▶ _Directions_
Can you retype every record below exactly as written?

▶ _Task inputs_
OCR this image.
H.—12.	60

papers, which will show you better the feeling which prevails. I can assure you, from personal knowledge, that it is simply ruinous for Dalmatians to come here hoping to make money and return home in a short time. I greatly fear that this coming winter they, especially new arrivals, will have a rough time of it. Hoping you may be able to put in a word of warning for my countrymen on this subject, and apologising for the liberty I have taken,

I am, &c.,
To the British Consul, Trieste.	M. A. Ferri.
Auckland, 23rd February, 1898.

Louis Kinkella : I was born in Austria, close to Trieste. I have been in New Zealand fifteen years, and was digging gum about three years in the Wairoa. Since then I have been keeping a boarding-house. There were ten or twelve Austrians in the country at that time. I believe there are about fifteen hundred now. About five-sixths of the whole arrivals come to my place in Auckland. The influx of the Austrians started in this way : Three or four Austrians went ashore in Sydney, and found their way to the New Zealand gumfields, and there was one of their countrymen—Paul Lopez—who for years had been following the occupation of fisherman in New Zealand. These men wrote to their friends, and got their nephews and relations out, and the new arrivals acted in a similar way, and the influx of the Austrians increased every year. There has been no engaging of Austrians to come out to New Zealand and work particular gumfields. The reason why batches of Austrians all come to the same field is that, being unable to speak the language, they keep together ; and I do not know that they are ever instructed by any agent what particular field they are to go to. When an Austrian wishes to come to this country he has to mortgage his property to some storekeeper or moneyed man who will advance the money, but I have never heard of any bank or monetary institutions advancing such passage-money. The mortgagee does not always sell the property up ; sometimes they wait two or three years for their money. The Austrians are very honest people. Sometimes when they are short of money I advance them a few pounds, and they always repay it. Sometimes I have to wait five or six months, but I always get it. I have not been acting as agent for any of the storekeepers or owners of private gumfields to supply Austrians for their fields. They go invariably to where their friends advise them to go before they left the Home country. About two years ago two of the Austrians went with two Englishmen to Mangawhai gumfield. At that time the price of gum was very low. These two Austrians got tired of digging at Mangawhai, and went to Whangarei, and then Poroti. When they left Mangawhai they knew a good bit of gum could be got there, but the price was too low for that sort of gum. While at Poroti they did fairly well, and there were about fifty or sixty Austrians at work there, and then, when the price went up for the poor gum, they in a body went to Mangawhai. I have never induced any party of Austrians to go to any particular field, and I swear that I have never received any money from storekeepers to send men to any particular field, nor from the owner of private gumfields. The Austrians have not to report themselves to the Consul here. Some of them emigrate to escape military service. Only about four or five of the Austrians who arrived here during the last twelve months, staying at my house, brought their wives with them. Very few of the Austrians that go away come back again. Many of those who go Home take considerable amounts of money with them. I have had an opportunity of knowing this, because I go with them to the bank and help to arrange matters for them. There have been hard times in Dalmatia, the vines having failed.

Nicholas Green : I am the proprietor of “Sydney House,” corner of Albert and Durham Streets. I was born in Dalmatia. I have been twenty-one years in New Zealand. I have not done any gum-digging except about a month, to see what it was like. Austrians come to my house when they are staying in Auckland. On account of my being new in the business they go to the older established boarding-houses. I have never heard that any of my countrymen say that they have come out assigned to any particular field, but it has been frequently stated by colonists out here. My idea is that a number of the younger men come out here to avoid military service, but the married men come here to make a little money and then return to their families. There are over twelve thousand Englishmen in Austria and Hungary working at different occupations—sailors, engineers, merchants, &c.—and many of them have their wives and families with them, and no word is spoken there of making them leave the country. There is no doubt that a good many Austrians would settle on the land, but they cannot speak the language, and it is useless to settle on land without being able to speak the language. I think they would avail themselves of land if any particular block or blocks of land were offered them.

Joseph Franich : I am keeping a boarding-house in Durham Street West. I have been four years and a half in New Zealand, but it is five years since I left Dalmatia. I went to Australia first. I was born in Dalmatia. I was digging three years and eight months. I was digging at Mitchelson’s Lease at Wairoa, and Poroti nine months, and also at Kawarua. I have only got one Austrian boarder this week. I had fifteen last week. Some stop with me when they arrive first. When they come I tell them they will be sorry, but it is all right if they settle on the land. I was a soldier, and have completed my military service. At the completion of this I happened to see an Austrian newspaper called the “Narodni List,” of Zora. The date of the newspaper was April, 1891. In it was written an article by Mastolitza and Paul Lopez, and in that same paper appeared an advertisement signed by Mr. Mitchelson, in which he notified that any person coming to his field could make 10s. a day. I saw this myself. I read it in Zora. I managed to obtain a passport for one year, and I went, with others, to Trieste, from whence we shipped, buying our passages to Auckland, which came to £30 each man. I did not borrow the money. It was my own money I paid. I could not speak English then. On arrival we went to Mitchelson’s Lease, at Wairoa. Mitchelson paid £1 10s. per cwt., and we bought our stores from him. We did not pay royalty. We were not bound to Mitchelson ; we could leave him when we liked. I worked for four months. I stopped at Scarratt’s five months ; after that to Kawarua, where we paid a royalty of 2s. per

▶ _Task solution_
OCR this image.
H.—12.	60

papers, which will show you better the feeling which prevails. I can assure you, from personal knowledge, that it is simply ruinous for Dalmatians to come here hoping to make money and return home in a short time. I greatly fear that this coming winter they, especially new arrivals, will have a rough time of it. Hoping you may be able to put in a word of warning for my countrymen on this subject, and apologising for the liberty I have taken,

I am, &c.,
To the British Consul, Trieste.	M. A. Ferri.
Auckland, 23rd February, 1898.

Louis Kinkella : I was born in Austria, close to Trieste. I have been in New Zealand fifteen years, and was digging gum about three years in the Wairoa. Since then I have been keeping a boarding-house. There were ten or twelve Austrians in the country at that time. I believe there are about fifteen hundred now. About five-sixths of the whole arrivals come to my place in Auckland. The influx of the Austrians started in this way : Three or four Austrians went ashore in Sydney, and found their way to the New Zealand gumfields, and there was one of their countrymen—Paul Lopez—who for years had been following the occupation of fisherman in New Zealand. These men wrote to their friends, and got their nephews and relations out, and the new arrivals acted in a similar way, and the influx of the Austrians increased every year. There has been no engaging of Austrians to come out to New Zealand and work particular gumfields. The reason why batches of Austrians all come to the same field is that, being unable to speak the language, they keep together ; and I do not know that they are ever instructed by any agent what particular field they are to go to. When an Austrian wishes to come to this country he has to mortgage his property to some storekeeper or moneyed man who will advance the money, but I have never heard of any bank or monetary institutions advancing such passage-money. The mortgagee does not always sell the property up ; sometimes they wait two or three years for their money. The Austrians are very honest people. Sometimes when they are short of money I advance them a few pounds, and they always repay it. Sometimes I have to wait five or six months, but I always get it. I have not been acting as agent for any of the storekeepers or owners of private gumfields to supply Austrians for their fields. They go invariably to where their friends advise them to go before they left the Home country. About two years ago two of the Austrians went with two Englishmen to Mangawhai gumfield. At that time the price of gum was very low. These two Austrians got tired of digging at Mangawhai, and went to Whangarei, and then Poroti. When they left Mangawhai they knew a good bit of gum could be got there, but the price was too low for that sort of gum. While at Poroti they did fairly well, and there were about fifty or sixty Austrians at work there, and then, when the price went up for the poor gum, they in a body went to Mangawhai. I have never induced any party of Austrians to go to any particular field, and I swear that I have never received any money from storekeepers to send men to any particular field, nor from the owner of private gumfields. The Austrians have not to report themselves to the Consul here. Some of them emigrate to escape military service. Only about four or five of the Austrians who arrived here during the last twelve months, staying at my house, brought their wives with them. Very few of the Austrians that go away come back again. Many of those who go Home take considerable amounts of money with them. I have had an opportunity of knowing this, because I go with them to the bank and help to arrange matters for them. There have been hard times in Dalmatia, the vines having failed.

Nicholas Green : I am the proprietor of “Sydney House,” corner of Albert and Durham Streets. I was born in Dalmatia. I have been twenty-one years in New Zealand. I have not done any gum-digging except about a month, to see what it was like. Austrians come to my house when they are staying in Auckland. On account of my being new in the business they go to the older established boarding-houses. I have never heard that any of my countrymen say that they have come out assigned to any particular field, but it has been frequently stated by colonists out here. My idea is that a number of the younger men come out here to avoid military service, but the married men come here to make a little money and then return to their families. There are over twelve thousand Englishmen in Austria and Hungary working at different occupations—sailors, engineers, merchants, &c.—and many of them have their wives and families with them, and no word is spoken there of making them leave the country. There is no doubt that a good many Austrians would settle on the land, but they cannot speak the language, and it is useless to settle on land without being able to speak the language. I think they would avail themselves of land if any particular block or blocks of land were offered them.

Joseph Franich : I am keeping a boarding-house in Durham Street West. I have been four years and a half in New Zealand, but it is five years since I left Dalmatia. I went to Australia first. I was born in Dalmatia. I was digging three years and eight months. I was digging at Mitchelson’s Lease at Wairoa, and Poroti nine months, and also at Kawarua. I have only got one Austrian boarder this week. I had fifteen last week. Some stop with me when they arrive first. When they come I tell them they will be sorry, but it is all right if they settle on the land. I was a soldier, and have completed my military service. At the completion of this I happened to see an Austrian newspaper called the “Narodni List,” of Zora. The date of the newspaper was April, 1891. In it was written an article by Mastolitza and Paul Lopez, and in that same paper appeared an advertisement signed by Mr. Mitchelson, in which he notified that any person coming to his field could make 10s. a day. I saw this myself. I read it in Zora. I managed to obtain a passport for one year, and I went, with others, to Trieste, from whence we shipped, buying our passages to Auckland, which came to £30 each man. I did not borrow the money. It was my own money I paid. I could not speak English then. On arrival we went to Mitchelson’s Lease, at Wairoa. Mitchelson paid £1 10s. per cwt., and we bought our stores from him. We did not pay royalty. We were not bound to Mitchelson ; we could leave him when we liked. I worked for four months. I stopped at Scarratt’s five months ; after that to Kawarua, where we paid a royalty of 2s. per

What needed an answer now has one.